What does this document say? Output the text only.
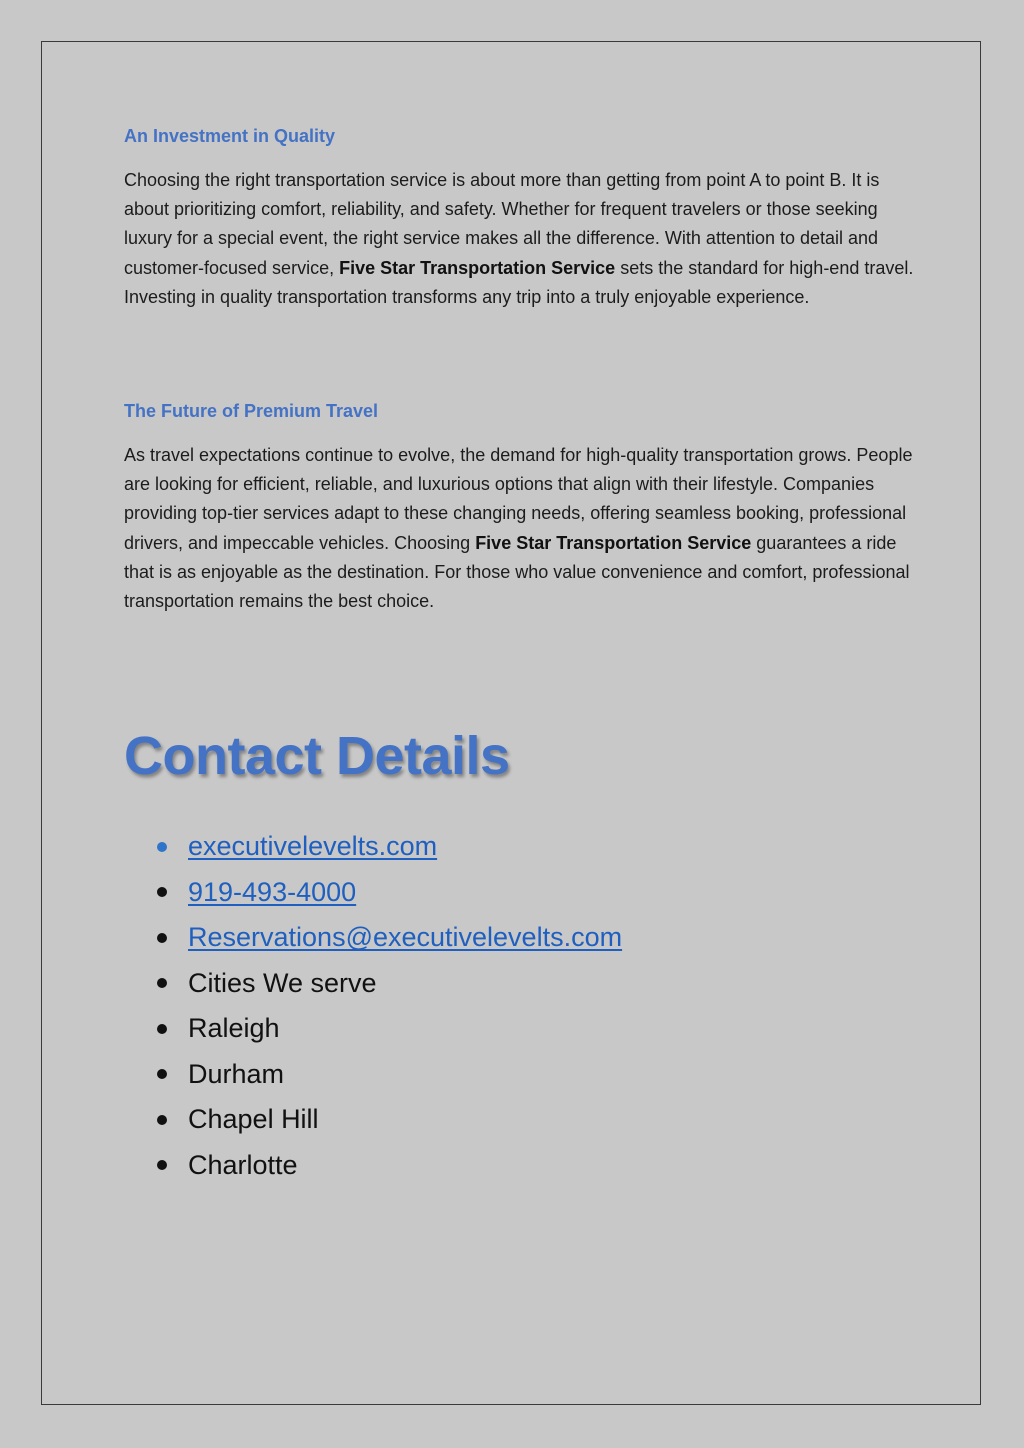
An Investment in Quality

Choosing the right transportation service is about more than getting from point A to point B. It is about prioritizing comfort, reliability, and safety. Whether for frequent travelers or those seeking luxury for a special event, the right service makes all the difference. With attention to detail and customer-focused service, Five Star Transportation Service sets the standard for high-end travel. Investing in quality transportation transforms any trip into a truly enjoyable experience.

The Future of Premium Travel

As travel expectations continue to evolve, the demand for high-quality transportation grows. People are looking for efficient, reliable, and luxurious options that align with their lifestyle. Companies providing top-tier services adapt to these changing needs, offering seamless booking, professional drivers, and impeccable vehicles. Choosing Five Star Transportation Service guarantees a ride that is as enjoyable as the destination. For those who value convenience and comfort, professional transportation remains the best choice.

Contact Details
executivelevelts.com
919-493-4000
Reservations@executivelevelts.com
Cities We serve
Raleigh
Durham
Chapel Hill
Charlotte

WORK REQUIRED:
All the records above need to be given again word for word. Skip the pictures.

FINISHED ANSWER:
What does this document say? Output the text only.
An Investment in Quality

Choosing the right transportation service is about more than getting from point A to point B. It is about prioritizing comfort, reliability, and safety. Whether for frequent travelers or those seeking luxury for a special event, the right service makes all the difference. With attention to detail and customer-focused service, Five Star Transportation Service sets the standard for high-end travel. Investing in quality transportation transforms any trip into a truly enjoyable experience.

The Future of Premium Travel

As travel expectations continue to evolve, the demand for high-quality transportation grows. People are looking for efficient, reliable, and luxurious options that align with their lifestyle. Companies providing top-tier services adapt to these changing needs, offering seamless booking, professional drivers, and impeccable vehicles. Choosing Five Star Transportation Service guarantees a ride that is as enjoyable as the destination. For those who value convenience and comfort, professional transportation remains the best choice.

Contact Details
executivelevelts.com
919-493-4000
Reservations@executivelevelts.com
Cities We serve
Raleigh
Durham
Chapel Hill
Charlotte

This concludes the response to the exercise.